(Lines of data)
━━━━━━━━━━

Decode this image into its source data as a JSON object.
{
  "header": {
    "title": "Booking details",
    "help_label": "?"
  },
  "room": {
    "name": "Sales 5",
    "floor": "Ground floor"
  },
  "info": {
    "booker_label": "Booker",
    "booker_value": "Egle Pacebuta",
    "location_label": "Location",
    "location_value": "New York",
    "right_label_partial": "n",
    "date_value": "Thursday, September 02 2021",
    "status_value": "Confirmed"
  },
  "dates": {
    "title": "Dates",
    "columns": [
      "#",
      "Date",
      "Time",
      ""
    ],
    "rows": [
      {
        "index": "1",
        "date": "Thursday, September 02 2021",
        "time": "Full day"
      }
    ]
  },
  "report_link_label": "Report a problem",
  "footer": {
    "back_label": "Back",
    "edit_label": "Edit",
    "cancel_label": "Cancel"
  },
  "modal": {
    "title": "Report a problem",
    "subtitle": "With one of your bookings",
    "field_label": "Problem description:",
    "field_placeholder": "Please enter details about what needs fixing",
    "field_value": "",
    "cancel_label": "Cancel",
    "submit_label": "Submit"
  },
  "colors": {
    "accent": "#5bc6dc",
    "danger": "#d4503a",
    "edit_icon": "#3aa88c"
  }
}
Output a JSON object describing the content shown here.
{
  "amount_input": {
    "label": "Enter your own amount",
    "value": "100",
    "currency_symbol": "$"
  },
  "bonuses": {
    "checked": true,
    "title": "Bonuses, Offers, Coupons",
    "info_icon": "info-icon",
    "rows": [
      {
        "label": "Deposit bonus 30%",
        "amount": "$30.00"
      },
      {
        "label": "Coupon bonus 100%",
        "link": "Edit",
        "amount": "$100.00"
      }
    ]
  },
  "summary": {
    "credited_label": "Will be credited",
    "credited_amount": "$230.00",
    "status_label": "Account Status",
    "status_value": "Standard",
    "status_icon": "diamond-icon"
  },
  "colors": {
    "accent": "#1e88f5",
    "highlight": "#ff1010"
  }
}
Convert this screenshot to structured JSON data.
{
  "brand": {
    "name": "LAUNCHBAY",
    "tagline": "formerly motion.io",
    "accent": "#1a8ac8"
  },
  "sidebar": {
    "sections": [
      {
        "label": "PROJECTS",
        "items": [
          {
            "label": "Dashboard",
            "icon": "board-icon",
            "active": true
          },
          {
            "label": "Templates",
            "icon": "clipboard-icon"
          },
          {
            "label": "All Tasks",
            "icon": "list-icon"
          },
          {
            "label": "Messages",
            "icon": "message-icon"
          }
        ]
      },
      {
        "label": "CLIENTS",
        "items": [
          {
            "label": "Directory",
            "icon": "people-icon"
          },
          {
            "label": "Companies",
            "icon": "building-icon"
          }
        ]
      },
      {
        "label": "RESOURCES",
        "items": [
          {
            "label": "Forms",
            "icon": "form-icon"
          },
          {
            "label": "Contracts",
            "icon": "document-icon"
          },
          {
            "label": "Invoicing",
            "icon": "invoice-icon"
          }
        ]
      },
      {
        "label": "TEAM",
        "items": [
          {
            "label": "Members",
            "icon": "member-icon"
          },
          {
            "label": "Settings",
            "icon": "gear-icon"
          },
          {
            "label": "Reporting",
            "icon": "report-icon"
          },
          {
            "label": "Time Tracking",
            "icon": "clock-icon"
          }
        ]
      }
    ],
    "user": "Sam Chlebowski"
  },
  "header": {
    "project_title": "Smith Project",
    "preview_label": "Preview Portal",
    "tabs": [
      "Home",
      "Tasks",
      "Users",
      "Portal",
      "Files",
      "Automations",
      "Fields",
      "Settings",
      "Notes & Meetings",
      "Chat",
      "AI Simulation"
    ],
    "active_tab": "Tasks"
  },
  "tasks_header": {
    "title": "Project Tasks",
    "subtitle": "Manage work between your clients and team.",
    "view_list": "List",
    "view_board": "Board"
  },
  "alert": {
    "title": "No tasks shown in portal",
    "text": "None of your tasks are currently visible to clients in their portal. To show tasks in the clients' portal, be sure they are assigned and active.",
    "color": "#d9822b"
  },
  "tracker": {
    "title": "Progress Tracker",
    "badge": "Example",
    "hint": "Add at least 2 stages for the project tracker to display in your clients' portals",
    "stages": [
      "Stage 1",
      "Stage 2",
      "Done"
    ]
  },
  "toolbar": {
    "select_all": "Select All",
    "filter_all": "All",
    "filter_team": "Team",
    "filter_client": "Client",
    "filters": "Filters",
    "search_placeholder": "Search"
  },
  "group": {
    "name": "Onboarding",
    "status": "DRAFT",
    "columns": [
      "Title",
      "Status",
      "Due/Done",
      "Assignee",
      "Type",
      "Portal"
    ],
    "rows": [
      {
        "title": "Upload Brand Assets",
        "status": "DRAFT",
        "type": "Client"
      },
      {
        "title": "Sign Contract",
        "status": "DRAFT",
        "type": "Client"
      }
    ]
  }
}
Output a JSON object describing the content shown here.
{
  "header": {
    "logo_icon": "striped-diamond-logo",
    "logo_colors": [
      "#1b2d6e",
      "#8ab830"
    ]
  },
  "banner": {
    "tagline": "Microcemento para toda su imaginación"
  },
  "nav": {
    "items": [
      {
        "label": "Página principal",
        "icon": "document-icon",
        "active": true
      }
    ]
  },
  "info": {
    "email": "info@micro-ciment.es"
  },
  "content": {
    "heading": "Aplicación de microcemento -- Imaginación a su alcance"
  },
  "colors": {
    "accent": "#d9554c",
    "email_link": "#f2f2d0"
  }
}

━━━━━━━━━━

Requirement –
Reply with only the number of lines in the material above where the string "September" appears.

Task solution –
2